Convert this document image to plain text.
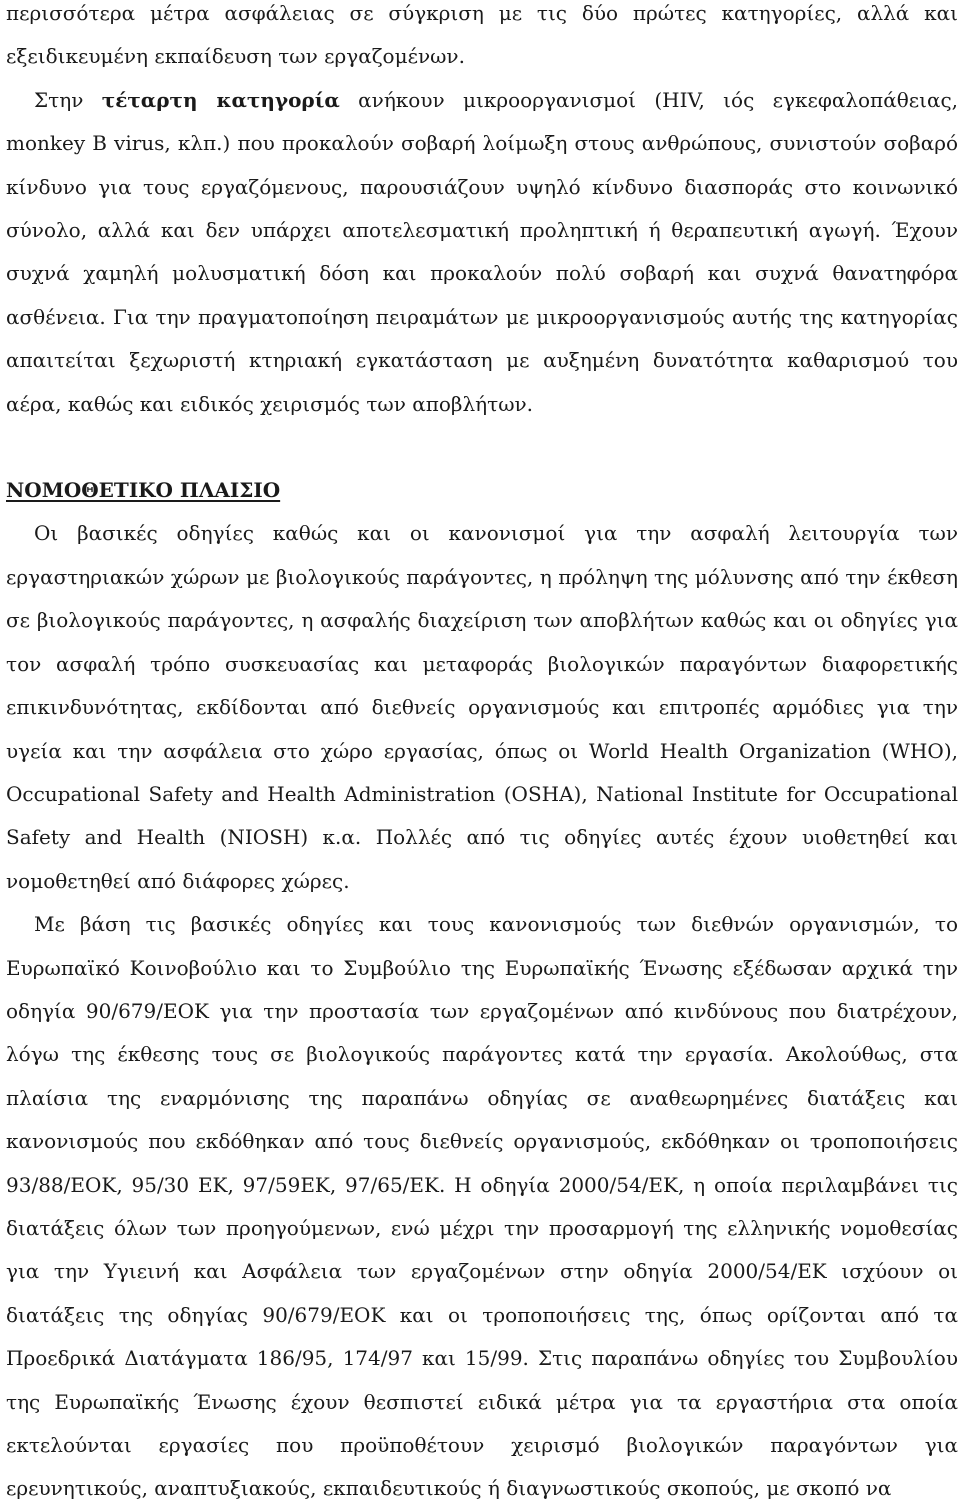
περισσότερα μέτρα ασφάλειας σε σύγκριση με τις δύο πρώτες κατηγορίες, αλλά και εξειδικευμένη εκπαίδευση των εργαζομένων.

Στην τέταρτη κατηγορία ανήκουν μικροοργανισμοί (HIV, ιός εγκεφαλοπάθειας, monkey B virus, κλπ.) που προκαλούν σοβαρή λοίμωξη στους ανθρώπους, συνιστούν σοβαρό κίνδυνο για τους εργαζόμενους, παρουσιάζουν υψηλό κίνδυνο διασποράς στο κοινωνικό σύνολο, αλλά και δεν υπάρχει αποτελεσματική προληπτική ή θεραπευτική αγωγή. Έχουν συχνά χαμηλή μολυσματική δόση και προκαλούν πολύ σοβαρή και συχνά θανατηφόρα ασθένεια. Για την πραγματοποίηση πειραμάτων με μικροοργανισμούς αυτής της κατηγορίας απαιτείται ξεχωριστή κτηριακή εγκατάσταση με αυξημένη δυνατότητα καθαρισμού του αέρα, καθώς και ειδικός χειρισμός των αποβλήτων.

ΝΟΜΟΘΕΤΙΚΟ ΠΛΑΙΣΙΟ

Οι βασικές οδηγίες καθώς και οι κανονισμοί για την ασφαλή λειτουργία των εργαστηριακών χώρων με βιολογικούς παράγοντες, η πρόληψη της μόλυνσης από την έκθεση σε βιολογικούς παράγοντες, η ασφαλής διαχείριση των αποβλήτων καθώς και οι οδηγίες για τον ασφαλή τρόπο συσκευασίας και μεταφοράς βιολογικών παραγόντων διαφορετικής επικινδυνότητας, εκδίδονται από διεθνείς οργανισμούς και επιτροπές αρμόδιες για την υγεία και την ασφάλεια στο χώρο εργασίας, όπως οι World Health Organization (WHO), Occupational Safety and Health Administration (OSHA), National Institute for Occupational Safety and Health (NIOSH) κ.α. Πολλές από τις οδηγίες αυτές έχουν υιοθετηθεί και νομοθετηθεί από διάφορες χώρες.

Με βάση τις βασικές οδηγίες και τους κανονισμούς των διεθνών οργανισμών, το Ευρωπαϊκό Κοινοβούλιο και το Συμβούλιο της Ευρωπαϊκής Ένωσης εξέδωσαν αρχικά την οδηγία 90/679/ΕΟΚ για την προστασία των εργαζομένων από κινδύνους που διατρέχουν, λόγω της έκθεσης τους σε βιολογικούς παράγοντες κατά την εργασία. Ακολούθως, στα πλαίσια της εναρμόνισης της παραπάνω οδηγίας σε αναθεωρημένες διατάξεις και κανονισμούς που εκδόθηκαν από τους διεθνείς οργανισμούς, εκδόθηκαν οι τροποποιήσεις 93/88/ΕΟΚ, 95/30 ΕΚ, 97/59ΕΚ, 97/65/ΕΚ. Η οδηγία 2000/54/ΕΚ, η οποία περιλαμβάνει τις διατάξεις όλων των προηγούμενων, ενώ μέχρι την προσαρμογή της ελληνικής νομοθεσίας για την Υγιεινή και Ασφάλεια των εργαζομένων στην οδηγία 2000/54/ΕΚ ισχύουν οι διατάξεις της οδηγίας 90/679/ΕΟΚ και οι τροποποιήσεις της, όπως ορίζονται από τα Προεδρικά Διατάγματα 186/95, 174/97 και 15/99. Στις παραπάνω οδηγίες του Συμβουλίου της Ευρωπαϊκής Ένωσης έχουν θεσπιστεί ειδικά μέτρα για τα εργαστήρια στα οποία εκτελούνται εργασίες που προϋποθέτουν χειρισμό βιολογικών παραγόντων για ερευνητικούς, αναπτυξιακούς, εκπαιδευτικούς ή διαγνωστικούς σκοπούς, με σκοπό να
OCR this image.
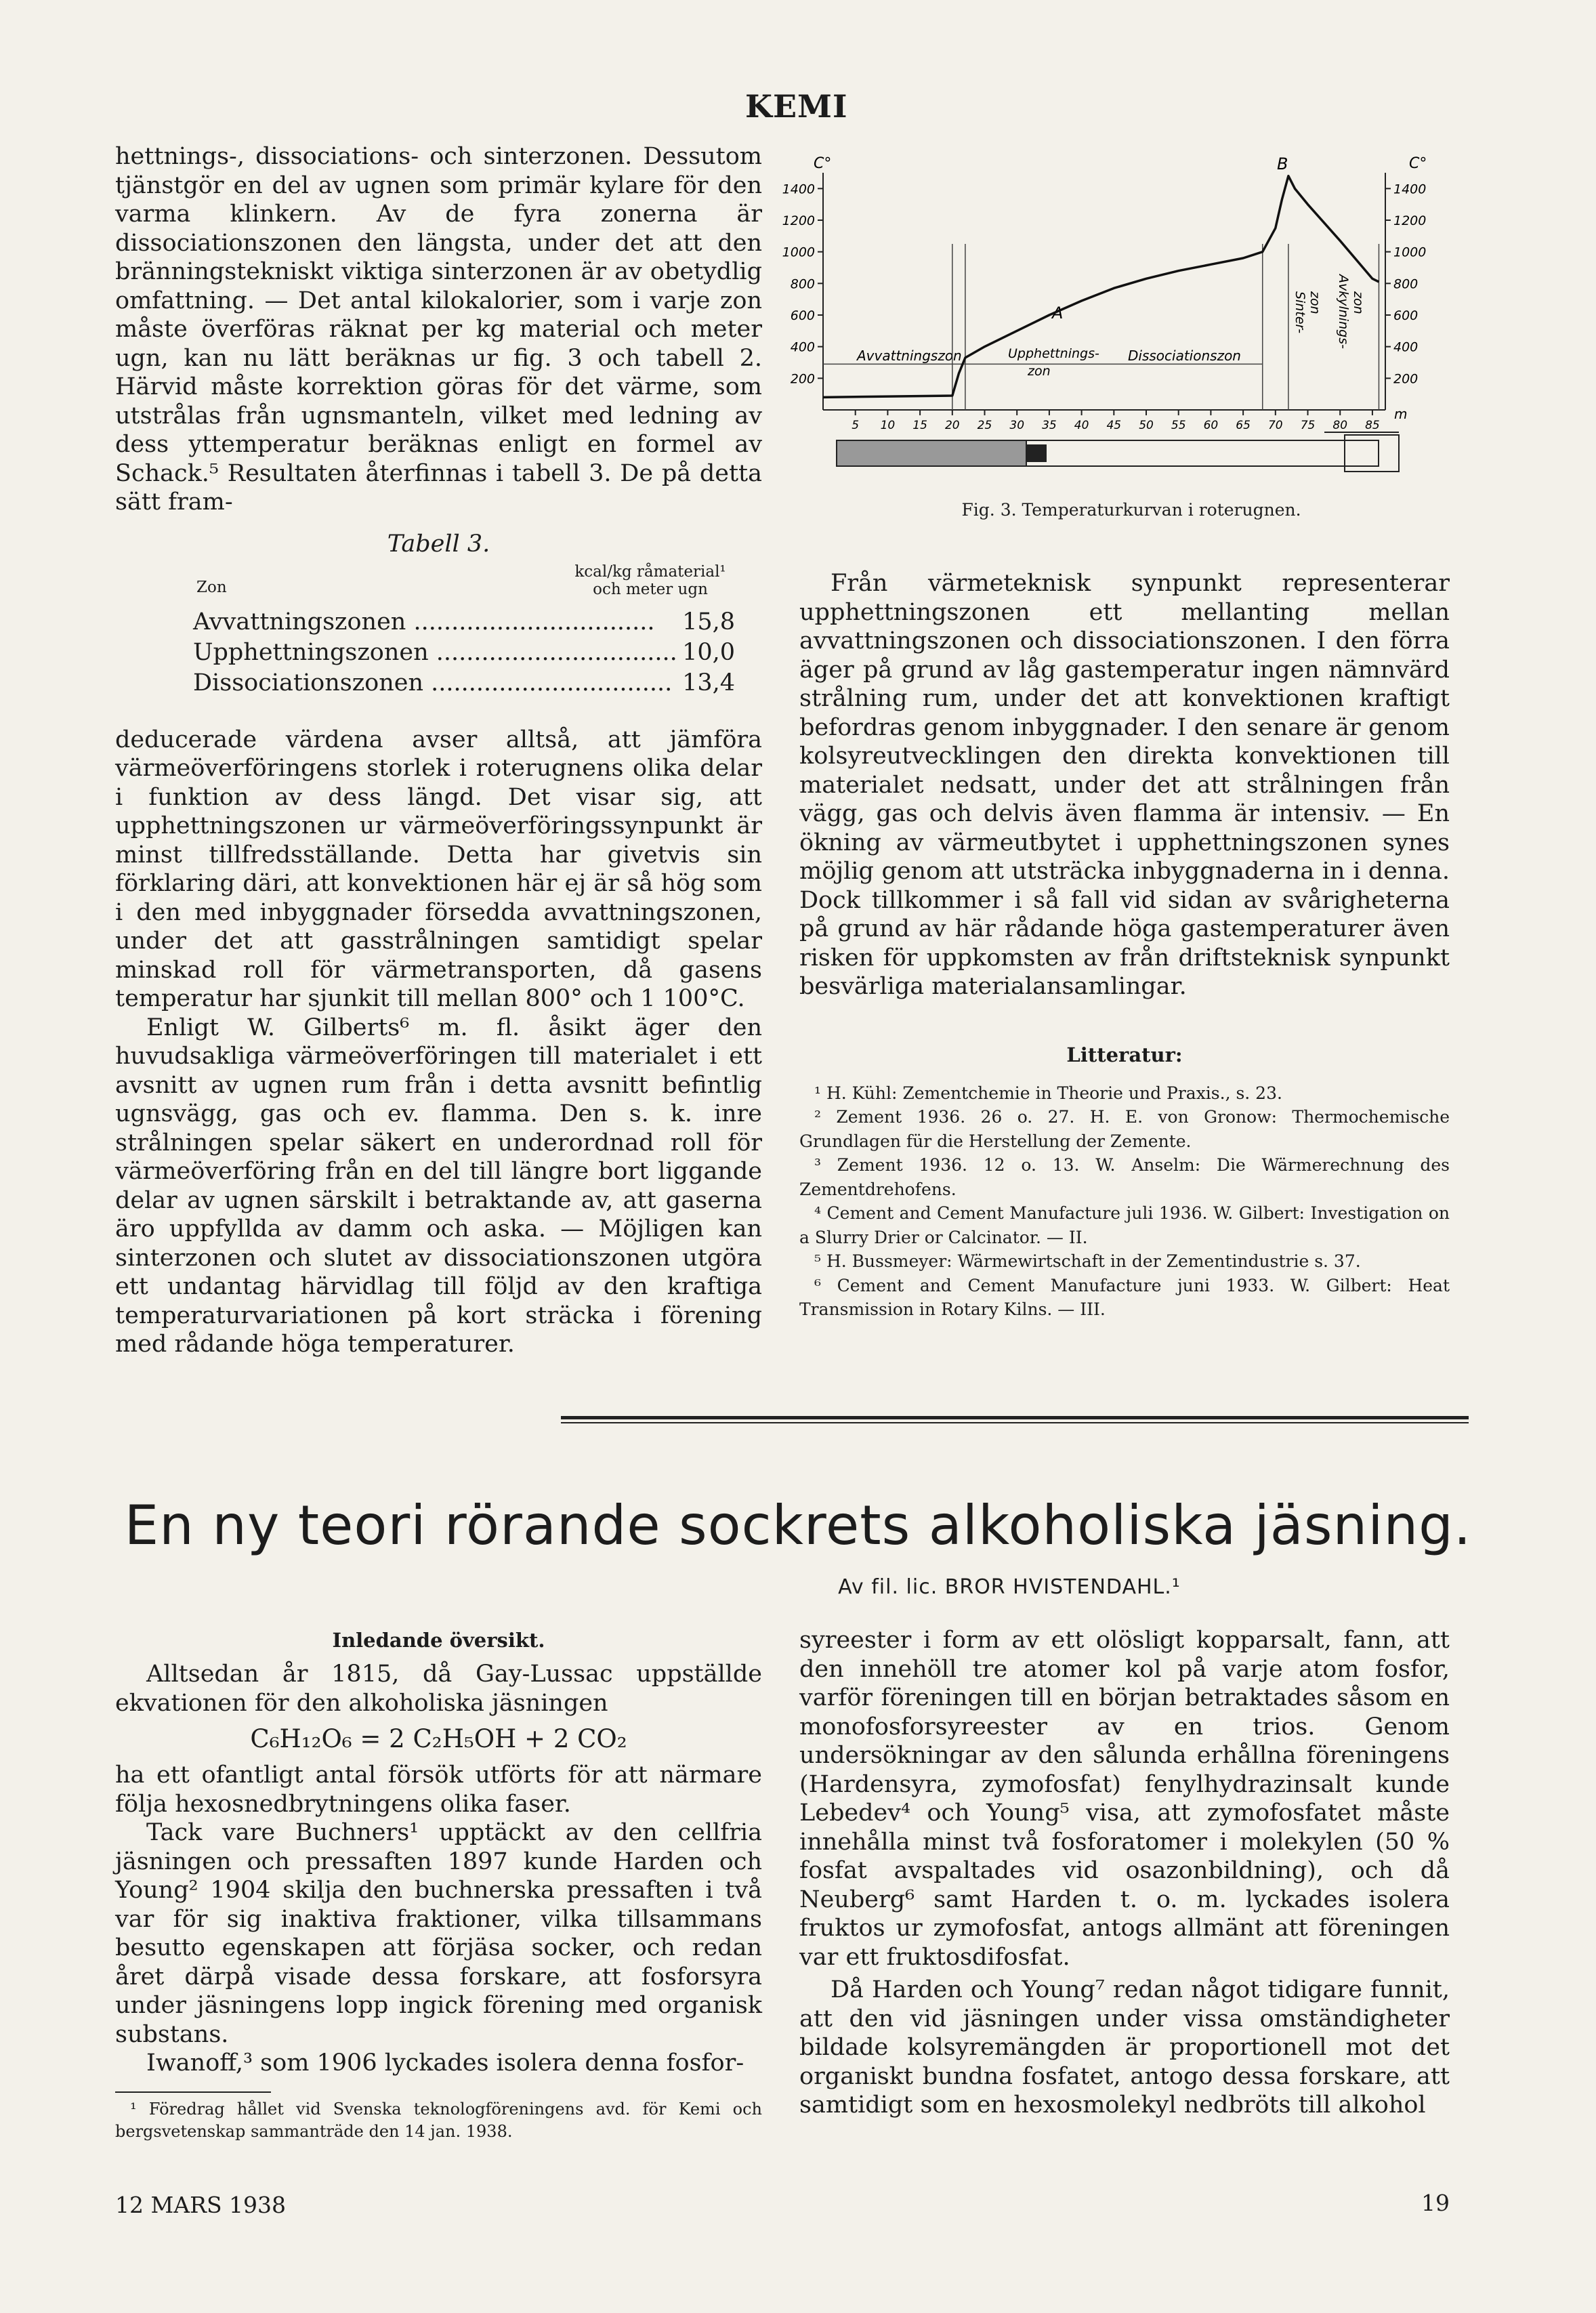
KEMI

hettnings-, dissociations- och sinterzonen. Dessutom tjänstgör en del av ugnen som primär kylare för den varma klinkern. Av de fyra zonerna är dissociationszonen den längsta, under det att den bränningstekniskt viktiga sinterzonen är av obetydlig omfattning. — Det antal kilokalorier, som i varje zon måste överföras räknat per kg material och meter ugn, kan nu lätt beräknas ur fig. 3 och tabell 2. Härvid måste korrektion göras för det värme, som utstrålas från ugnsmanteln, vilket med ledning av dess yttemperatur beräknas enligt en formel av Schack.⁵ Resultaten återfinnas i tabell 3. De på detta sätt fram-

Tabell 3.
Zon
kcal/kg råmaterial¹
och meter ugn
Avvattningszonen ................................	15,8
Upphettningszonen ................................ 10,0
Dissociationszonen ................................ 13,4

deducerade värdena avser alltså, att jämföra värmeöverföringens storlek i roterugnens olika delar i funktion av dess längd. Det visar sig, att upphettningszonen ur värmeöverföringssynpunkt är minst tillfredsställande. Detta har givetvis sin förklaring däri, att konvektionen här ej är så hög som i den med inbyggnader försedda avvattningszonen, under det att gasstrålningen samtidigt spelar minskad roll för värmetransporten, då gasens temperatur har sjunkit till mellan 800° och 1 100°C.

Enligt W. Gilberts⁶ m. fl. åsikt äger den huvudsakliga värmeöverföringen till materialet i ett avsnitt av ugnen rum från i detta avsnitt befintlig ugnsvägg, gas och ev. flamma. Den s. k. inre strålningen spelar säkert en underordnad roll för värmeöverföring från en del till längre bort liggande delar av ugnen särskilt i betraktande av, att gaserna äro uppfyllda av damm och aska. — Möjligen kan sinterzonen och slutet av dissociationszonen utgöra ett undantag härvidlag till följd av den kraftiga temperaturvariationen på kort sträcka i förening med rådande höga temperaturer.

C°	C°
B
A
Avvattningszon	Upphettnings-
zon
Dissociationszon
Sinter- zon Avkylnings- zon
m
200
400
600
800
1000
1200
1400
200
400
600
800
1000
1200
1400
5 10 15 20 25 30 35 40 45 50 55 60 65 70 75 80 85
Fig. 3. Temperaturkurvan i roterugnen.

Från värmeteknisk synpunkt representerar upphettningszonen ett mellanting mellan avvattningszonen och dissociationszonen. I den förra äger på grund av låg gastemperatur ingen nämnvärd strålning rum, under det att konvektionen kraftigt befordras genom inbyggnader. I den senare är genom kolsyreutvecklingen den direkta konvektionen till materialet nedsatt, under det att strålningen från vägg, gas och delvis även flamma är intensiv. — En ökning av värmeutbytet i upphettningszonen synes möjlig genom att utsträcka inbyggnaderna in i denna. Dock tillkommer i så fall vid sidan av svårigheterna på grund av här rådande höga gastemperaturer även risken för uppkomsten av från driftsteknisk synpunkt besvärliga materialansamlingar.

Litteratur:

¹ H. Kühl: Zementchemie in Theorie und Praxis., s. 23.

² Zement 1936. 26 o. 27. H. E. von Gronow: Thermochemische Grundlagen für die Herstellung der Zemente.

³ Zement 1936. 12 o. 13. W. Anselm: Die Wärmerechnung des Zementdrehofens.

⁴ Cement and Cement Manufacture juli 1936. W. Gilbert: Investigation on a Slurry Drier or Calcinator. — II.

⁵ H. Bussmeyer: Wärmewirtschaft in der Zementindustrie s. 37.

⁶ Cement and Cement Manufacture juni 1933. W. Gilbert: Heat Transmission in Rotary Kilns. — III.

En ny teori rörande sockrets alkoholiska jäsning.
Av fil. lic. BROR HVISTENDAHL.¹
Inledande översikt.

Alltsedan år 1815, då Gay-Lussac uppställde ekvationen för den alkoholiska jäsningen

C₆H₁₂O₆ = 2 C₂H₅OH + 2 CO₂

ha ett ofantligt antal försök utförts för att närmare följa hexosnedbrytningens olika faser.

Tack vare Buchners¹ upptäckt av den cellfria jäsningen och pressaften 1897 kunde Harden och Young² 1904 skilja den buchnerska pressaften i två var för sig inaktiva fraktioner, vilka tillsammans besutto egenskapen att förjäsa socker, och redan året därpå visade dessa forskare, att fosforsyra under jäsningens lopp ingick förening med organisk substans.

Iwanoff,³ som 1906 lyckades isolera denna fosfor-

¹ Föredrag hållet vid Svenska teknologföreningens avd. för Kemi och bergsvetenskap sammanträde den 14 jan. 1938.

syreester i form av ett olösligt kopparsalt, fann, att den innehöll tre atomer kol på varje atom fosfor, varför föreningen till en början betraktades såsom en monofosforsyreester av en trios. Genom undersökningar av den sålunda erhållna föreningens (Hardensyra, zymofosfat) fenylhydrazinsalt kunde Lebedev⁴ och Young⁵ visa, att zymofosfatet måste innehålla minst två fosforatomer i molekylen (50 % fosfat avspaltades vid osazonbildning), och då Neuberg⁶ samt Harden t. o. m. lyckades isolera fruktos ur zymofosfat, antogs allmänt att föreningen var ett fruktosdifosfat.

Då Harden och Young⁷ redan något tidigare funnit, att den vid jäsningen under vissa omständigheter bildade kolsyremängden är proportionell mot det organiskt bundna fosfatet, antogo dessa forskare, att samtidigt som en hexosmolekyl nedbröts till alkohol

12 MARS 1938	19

____

PROMPT – Going through the records above line by line, tally those with the word "delar" and answer with the number only.

COMPLETED EXERCISE – 2